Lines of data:
---------------
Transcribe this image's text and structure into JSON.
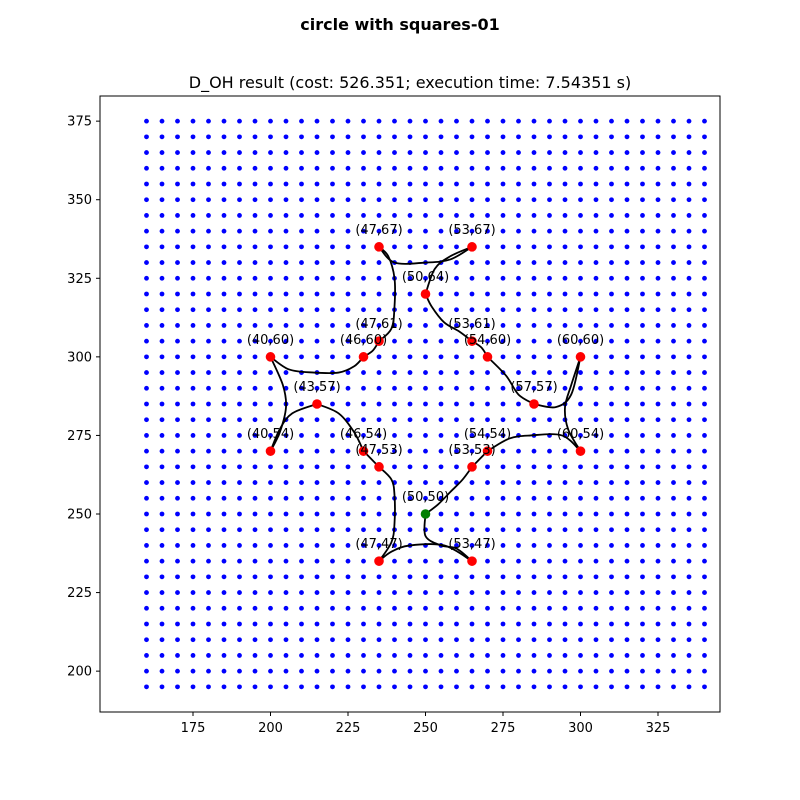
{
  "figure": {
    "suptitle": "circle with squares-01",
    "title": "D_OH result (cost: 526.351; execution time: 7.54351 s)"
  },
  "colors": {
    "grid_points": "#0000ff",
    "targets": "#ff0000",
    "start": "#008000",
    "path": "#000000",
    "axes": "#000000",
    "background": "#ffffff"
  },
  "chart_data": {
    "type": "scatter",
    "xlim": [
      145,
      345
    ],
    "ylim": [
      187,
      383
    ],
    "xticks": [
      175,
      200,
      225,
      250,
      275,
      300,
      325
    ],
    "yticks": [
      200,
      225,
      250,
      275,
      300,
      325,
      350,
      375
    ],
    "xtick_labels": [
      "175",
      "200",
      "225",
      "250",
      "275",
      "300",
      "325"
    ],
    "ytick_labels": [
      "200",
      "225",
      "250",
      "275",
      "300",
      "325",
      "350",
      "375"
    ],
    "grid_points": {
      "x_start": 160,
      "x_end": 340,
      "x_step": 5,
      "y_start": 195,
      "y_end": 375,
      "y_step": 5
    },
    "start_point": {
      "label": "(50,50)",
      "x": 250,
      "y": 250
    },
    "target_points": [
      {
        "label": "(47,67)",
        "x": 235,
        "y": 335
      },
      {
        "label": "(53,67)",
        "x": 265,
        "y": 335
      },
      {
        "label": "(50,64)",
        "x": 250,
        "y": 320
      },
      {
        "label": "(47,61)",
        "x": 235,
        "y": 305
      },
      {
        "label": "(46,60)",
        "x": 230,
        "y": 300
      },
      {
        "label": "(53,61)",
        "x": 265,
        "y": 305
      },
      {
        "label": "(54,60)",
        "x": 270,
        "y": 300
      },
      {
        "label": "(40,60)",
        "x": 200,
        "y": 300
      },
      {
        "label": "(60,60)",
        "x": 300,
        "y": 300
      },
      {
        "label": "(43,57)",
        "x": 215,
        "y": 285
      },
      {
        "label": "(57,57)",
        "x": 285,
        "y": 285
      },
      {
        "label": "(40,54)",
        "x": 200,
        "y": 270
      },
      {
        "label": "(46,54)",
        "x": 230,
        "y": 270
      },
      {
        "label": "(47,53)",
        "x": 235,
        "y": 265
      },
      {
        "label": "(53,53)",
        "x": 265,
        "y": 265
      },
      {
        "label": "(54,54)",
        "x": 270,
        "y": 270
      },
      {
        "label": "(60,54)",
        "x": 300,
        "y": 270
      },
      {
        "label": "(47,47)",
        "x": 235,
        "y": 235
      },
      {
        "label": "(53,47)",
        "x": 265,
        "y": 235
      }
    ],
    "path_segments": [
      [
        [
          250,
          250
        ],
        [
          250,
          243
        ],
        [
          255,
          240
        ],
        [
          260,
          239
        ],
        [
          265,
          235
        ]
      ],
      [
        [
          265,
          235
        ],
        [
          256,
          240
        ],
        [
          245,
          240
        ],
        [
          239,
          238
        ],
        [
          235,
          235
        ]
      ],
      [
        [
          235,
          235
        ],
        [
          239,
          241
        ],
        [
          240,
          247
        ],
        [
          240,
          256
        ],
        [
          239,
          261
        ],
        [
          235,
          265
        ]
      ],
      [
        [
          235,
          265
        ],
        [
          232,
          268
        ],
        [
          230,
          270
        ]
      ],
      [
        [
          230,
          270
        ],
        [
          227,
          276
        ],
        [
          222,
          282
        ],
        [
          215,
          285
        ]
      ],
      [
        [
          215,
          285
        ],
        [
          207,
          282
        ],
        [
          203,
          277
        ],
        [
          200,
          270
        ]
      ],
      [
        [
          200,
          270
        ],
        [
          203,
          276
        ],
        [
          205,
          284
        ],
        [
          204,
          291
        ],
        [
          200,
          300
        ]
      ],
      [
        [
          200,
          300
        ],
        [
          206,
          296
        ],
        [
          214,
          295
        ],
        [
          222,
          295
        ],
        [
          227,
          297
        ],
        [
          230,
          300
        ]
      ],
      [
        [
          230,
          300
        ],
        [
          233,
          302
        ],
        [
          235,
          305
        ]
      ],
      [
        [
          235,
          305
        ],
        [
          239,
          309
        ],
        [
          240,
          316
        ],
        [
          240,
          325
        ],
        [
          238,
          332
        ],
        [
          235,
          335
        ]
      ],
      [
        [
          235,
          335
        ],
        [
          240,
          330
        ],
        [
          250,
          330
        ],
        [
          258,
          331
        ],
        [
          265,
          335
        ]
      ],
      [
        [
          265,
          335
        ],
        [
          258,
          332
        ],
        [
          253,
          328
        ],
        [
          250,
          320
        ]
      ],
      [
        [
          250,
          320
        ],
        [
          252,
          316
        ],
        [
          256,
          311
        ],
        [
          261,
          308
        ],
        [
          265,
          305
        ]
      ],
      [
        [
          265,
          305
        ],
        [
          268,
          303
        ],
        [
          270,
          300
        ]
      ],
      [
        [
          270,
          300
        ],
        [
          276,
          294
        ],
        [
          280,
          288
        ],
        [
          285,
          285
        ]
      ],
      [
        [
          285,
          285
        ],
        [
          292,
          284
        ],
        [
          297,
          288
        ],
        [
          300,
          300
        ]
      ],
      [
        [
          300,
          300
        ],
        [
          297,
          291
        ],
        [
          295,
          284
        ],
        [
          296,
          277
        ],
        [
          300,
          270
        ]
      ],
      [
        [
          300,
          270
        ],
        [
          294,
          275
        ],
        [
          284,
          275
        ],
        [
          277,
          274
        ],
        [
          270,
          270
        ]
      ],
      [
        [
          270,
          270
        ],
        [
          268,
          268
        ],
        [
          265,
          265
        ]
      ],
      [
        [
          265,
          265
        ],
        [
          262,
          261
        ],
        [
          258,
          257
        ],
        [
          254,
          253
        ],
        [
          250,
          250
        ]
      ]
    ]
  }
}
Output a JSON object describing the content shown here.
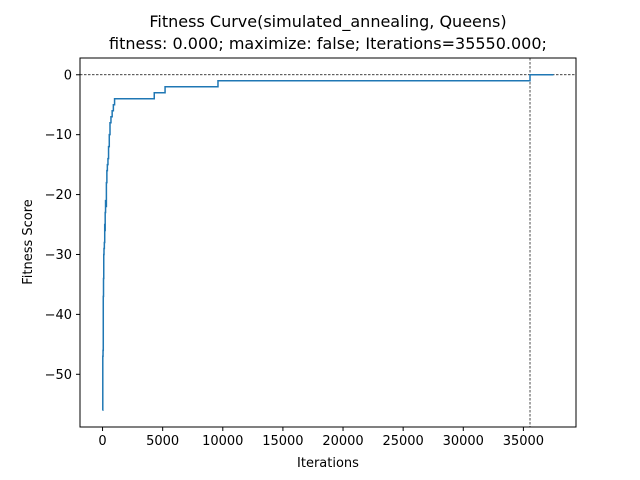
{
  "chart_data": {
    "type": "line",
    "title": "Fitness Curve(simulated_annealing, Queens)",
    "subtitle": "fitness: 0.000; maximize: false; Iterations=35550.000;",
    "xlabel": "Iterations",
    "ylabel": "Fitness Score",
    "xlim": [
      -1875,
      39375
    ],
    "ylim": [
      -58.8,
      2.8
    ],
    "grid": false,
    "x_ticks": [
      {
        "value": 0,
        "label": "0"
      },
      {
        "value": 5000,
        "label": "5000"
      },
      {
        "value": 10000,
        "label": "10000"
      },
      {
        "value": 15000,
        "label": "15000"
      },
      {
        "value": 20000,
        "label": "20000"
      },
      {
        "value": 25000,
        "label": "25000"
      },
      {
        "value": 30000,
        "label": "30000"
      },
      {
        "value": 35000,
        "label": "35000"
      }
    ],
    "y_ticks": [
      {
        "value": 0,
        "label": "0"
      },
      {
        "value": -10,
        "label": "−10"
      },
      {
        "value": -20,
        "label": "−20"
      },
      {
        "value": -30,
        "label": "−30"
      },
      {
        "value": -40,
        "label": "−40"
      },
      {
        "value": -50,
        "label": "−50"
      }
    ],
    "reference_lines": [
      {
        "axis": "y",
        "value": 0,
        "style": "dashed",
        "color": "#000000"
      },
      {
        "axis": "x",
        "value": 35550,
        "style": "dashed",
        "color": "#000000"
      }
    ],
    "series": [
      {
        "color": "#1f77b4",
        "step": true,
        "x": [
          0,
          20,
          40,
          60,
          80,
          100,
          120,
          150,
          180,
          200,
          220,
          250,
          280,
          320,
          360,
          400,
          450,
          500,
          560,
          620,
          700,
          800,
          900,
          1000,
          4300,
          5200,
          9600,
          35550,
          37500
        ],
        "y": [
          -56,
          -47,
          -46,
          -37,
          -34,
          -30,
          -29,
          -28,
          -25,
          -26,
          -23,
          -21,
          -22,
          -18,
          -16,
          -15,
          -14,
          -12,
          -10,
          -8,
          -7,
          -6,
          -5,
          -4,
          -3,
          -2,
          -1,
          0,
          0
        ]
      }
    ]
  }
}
---------------
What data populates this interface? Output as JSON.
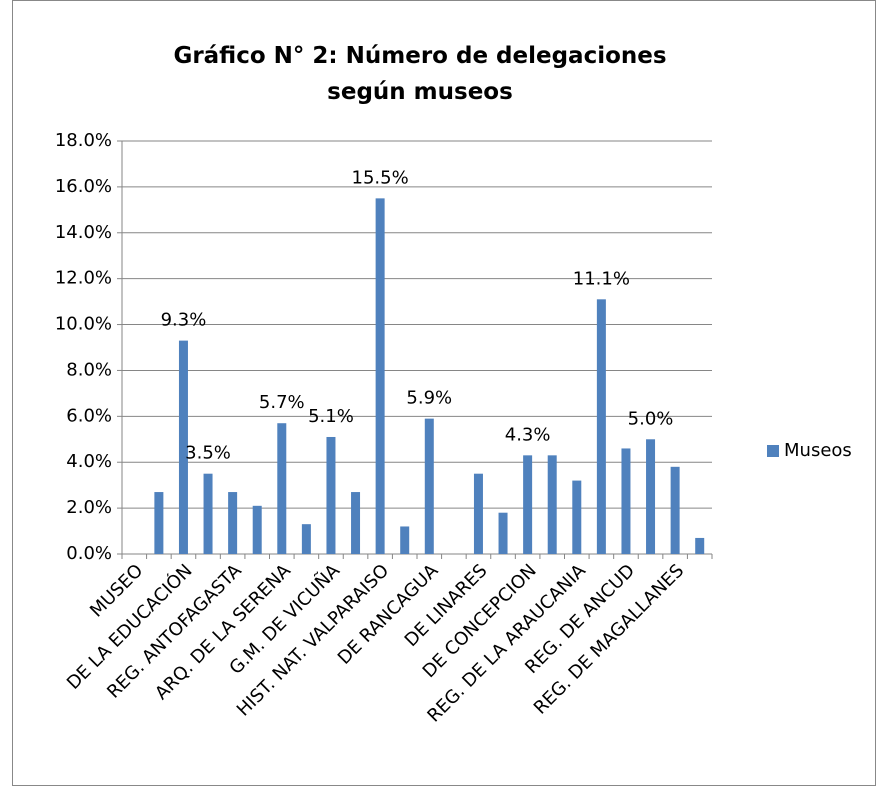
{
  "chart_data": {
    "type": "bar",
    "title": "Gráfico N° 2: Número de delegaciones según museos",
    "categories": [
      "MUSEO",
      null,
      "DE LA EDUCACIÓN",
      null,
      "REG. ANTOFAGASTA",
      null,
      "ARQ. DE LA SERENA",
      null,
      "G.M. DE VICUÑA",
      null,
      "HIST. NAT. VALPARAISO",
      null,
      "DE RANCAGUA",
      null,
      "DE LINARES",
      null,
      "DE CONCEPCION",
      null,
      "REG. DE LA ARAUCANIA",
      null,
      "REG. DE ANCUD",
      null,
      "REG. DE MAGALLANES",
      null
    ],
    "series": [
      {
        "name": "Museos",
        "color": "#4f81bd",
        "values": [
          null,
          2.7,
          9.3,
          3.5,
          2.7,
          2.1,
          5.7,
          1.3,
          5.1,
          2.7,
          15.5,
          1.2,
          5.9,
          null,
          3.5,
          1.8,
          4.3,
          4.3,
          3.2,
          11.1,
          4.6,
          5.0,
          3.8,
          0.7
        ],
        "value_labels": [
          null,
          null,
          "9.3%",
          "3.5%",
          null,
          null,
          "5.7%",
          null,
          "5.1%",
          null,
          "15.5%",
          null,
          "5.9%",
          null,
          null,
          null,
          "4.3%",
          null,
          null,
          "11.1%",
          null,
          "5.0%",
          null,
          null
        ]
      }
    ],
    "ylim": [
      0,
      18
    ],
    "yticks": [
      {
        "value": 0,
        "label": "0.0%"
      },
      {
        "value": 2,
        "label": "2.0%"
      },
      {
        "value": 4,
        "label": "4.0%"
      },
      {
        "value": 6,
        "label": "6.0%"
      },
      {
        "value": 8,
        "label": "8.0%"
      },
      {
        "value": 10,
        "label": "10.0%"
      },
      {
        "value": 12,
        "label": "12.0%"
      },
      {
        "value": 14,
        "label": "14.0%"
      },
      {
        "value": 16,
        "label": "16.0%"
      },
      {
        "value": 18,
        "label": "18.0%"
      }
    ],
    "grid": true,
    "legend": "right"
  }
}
---------------
● **Description of the task**
Gather every line containing the word "this" and copy it.

● **Output below**
Transcribe this image's text and structure into JSON.
What data populates this interface? Output as JSON.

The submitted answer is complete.